(ページ抜粋):
□ □ □ □ □

説明

番茶香

【課題】 お茶が有する消臭作用に着目し、番茶を材料として消臭効果を有する香を提供する。
【解決手段】 日干番茶を炭化状態まで鉄鍋で炒った後に粉末にした番茶粉99.9重量%に対し、椨(木の皮を粉末にした木粉)約0.1重量%を加え、さらにぬるま湯を加えて練り上げた後に内部形状が円錐形の型枠に入れて円錐形に整形し、その後に乾燥する。

【発明の詳細な説明】
【技術分野】
【0001】
本発明は、番茶を材料として使用した香に関するものである。
【背景技術】
【0002】
お茶は本来味と香りを楽しむものであるが、その香りだけを楽しむものとして従来より茶香があった。また、飲用後(使用済み)のお茶の葉を畳に撒いたりして、部屋の臭い・塵や埃を取る掃除材料としても用いられることがあった。
【発明の開示】
【発明が解決しようとする課題】
【0005】
本発明は、上述のような従来のお茶の効用に以外に、お茶が有する消臭作用に着目し、これを積極的に利用して消臭効果を有する香を提供することを目的とするものである。
【課題を解決するための手段】
【0006】
上記課題を解決するために、本発明の請求項1の番茶香は、番茶を原料とする香であって、日干番茶を炭化状態まで鉄鍋で炒った後に粉末にした番茶粉に椨(木の皮を粉末にした木粉)を加え、さらにぬるま湯を加えて練り上げ後に型枠に入れて整形し、その後に乾燥したことを特徴とするものである。

□ □ □ □ □

(データの行)
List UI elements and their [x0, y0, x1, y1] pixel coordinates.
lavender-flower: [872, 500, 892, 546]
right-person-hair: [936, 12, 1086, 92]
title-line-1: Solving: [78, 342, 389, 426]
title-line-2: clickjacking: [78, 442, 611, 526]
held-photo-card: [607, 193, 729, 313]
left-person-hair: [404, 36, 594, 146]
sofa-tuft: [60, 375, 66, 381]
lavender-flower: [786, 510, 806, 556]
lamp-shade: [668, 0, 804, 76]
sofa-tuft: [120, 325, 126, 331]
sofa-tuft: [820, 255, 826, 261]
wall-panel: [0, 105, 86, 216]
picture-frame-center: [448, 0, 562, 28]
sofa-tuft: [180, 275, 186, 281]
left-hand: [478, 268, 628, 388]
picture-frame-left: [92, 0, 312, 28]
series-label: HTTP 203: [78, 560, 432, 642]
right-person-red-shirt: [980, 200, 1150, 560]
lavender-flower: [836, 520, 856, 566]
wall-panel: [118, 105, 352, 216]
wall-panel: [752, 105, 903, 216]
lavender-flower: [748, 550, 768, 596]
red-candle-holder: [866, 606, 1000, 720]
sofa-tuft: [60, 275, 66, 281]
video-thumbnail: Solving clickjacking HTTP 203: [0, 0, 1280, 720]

□ □ □ □ □

(短い課題 A): 番茶香の説明では、練り上げた材料をどのような形に整形するか。
(短い課題 B): 番茶香の説明を、最後の文の後から書き進めてください。

(課題の結果 A): 内部形状が円錐形の型枠に入れて、円錐形に整形する。

(課題の結果 B):
本発明の番茶香は上記の手段を講じて日干番茶を炭化状態まで炒ったことにより、着火しやすく自己燃焼が可能となり、かつ、香を焚いたときに香りが良く、また消臭効果が高いという効果を奏する。
また、請求項2の番茶香は、前記番茶粉99.9重量%に対し、これに加える前記椨が約0.1重量%であることを特徴とするものである。
本発明の番茶香は上記の手段を講じたことにより、番茶粉が整形後に乾燥したとき固まりやすくなるという効果を奏する。
また、請求項3の番茶香は、前記日干番茶が、刈り取った番茶の古葉を茶色になるまで蒸気で蒸す蒸し工程と、蒸し上がった番茶の葉を天日又は乾燥機で乾燥させる乾燥工程と、乾燥した番茶の葉と茎とを分離して仕分ける仕分け工程と、仕分けした葉と茎とを鉄鍋で焦げ目が付くまで炒りあげる炒り工程とを経て製造されたことを特徴とするものである。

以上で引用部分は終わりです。